▸ **Material shown**
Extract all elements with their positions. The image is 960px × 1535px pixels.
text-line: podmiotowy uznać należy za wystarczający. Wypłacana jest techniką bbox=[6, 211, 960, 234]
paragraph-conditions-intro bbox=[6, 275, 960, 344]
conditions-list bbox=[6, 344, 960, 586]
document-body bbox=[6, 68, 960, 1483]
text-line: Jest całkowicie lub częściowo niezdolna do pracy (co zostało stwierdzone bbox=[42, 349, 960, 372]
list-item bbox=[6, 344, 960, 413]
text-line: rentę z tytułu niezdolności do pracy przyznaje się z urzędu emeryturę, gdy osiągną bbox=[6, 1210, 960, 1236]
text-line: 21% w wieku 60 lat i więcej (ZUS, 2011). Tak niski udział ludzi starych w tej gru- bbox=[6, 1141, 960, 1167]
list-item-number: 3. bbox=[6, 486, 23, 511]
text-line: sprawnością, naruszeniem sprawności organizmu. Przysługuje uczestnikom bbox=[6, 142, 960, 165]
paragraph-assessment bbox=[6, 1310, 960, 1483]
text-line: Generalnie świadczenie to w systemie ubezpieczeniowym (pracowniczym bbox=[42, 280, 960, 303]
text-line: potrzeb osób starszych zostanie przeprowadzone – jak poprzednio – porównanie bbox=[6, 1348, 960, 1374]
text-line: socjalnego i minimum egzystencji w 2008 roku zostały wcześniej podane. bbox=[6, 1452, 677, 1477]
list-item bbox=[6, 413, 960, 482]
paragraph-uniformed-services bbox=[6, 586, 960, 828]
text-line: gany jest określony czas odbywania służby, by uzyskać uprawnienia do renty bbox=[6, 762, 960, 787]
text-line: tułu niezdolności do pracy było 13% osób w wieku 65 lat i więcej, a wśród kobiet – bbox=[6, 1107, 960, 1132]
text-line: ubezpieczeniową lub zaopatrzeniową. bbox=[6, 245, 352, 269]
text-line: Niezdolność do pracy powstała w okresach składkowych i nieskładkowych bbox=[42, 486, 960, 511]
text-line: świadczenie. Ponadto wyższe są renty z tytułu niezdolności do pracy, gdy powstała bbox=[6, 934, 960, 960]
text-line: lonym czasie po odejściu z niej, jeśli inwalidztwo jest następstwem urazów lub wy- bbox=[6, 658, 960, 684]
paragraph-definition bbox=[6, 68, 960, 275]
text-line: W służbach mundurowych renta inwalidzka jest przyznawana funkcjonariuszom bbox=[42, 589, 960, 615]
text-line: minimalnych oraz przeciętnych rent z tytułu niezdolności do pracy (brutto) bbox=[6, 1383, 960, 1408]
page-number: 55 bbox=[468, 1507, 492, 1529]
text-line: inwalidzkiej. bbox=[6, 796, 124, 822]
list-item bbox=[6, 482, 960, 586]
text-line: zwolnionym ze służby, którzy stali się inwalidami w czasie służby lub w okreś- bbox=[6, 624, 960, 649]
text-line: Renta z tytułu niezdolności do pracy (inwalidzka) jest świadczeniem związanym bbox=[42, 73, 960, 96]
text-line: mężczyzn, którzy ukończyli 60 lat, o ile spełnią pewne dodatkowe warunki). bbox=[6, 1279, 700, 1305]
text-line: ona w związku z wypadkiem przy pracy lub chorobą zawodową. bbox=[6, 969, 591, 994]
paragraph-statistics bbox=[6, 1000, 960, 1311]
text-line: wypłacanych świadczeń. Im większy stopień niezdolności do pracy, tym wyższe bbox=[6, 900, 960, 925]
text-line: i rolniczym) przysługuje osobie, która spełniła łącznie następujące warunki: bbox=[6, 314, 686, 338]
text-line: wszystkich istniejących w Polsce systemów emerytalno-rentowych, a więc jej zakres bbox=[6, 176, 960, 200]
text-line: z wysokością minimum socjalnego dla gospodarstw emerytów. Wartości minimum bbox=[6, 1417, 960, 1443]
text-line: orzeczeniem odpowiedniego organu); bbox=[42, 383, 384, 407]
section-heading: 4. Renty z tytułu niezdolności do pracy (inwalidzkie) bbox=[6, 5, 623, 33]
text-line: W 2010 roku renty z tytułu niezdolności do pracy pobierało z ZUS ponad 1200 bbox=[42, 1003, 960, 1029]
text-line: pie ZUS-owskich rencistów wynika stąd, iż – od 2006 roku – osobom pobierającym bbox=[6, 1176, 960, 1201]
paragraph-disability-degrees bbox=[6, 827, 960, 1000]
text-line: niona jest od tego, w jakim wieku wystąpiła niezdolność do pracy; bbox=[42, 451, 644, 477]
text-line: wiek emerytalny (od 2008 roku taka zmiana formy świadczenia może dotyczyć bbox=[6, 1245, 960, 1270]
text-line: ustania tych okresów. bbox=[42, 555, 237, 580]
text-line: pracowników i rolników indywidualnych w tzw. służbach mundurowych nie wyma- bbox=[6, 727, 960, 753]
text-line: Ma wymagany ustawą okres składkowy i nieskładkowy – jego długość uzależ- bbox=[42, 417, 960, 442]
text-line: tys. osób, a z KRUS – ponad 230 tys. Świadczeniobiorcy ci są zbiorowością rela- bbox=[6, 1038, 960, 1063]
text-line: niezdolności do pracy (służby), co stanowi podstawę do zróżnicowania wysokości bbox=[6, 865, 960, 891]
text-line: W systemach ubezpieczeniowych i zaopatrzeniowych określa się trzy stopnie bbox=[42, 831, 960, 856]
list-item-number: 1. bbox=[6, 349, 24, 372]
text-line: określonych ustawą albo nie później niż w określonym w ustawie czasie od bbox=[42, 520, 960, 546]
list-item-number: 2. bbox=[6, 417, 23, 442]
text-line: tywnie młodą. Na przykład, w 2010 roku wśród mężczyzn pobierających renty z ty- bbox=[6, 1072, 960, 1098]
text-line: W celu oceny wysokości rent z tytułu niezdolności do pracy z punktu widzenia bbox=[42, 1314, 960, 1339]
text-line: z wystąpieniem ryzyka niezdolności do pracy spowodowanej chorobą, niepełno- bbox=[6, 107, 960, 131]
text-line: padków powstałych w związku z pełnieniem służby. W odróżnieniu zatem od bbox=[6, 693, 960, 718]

▸ **Task prompt**
Give again, unchanged, everything in the material from its first line down to the line containing "text-line: rentę z", including both of those lines.

▸ **Response for this exercise**
Extract all elements with their positions. The image is 960px × 1535px pixels.
text-line: podmiotowy uznać należy za wystarczający. Wypłacana jest techniką bbox=[6, 211, 960, 234]
paragraph-conditions-intro bbox=[6, 275, 960, 344]
conditions-list bbox=[6, 344, 960, 586]
document-body bbox=[6, 68, 960, 1483]
text-line: Jest całkowicie lub częściowo niezdolna do pracy (co zostało stwierdzone bbox=[42, 349, 960, 372]
list-item bbox=[6, 344, 960, 413]
text-line: rentę z tytułu niezdolności do pracy przyznaje się z urzędu emeryturę, gdy osiągną bbox=[6, 1210, 960, 1236]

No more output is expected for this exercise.